GIVEN PROBLEM — In the records below, find the line containing "Parse this screenshot: output"; copy exactly that line and all lines after it to the end, and nothing else.

** Begin MATERIAL FOR THE TASK **

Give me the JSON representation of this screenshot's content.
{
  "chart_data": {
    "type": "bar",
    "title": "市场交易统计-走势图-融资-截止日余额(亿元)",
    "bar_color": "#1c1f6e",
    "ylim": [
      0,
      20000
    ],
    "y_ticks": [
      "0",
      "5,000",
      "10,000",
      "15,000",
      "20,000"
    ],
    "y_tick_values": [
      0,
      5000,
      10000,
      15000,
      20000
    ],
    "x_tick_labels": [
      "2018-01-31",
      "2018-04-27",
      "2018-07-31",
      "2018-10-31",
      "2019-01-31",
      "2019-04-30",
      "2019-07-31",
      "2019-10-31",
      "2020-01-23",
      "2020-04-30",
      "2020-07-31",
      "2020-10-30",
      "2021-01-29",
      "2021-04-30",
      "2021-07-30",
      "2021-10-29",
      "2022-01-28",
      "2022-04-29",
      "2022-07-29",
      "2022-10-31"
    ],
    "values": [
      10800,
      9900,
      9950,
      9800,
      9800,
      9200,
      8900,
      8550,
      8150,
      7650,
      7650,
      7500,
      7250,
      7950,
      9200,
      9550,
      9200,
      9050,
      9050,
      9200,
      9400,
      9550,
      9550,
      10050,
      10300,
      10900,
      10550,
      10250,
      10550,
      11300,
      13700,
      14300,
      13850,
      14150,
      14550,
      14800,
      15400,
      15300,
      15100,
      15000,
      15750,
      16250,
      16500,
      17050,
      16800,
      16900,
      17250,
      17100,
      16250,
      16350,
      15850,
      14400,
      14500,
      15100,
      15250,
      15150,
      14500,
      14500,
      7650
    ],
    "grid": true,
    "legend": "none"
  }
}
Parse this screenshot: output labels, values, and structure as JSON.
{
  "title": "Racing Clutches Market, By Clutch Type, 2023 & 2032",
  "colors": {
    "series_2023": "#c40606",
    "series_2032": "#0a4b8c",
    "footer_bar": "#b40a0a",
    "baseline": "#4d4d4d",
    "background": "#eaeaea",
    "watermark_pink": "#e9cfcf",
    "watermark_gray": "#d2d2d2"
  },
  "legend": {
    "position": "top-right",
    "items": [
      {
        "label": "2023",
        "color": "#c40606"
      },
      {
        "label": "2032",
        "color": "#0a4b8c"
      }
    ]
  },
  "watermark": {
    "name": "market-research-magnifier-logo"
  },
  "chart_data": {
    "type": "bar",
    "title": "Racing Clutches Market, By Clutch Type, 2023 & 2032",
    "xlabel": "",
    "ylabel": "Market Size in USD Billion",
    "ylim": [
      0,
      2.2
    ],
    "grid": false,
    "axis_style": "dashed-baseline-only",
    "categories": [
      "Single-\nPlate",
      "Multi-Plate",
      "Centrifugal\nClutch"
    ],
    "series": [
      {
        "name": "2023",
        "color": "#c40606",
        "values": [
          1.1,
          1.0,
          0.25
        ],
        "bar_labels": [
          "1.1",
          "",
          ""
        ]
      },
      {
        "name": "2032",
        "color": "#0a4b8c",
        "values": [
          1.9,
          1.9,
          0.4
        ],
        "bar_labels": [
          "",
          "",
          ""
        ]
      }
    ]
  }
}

** End MATERIAL FOR THE TASK **

RESPONSE BELOW —
Parse this screenshot: output labels, values, and structure as JSON.
{
  "title": "Racing Clutches Market, By Clutch Type, 2023 & 2032",
  "colors": {
    "series_2023": "#c40606",
    "series_2032": "#0a4b8c",
    "footer_bar": "#b40a0a",
    "baseline": "#4d4d4d",
    "background": "#eaeaea",
    "watermark_pink": "#e9cfcf",
    "watermark_gray": "#d2d2d2"
  },
  "legend": {
    "position": "top-right",
    "items": [
      {
        "label": "2023",
        "color": "#c40606"
      },
      {
        "label": "2032",
        "color": "#0a4b8c"
      }
    ]
  },
  "watermark": {
    "name": "market-research-magnifier-logo"
  },
  "chart_data": {
    "type": "bar",
    "title": "Racing Clutches Market, By Clutch Type, 2023 & 2032",
    "xlabel": "",
    "ylabel": "Market Size in USD Billion",
    "ylim": [
      0,
      2.2
    ],
    "grid": false,
    "axis_style": "dashed-baseline-only",
    "categories": [
      "Single-\nPlate",
      "Multi-Plate",
      "Centrifugal\nClutch"
    ],
    "series": [
      {
        "name": "2023",
        "color": "#c40606",
        "values": [
          1.1,
          1.0,
          0.25
        ],
        "bar_labels": [
          "1.1",
          "",
          ""
        ]
      },
      {
        "name": "2032",
        "color": "#0a4b8c",
        "values": [
          1.9,
          1.9,
          0.4
        ],
        "bar_labels": [
          "",
          "",
          ""
        ]
      }
    ]
  }
}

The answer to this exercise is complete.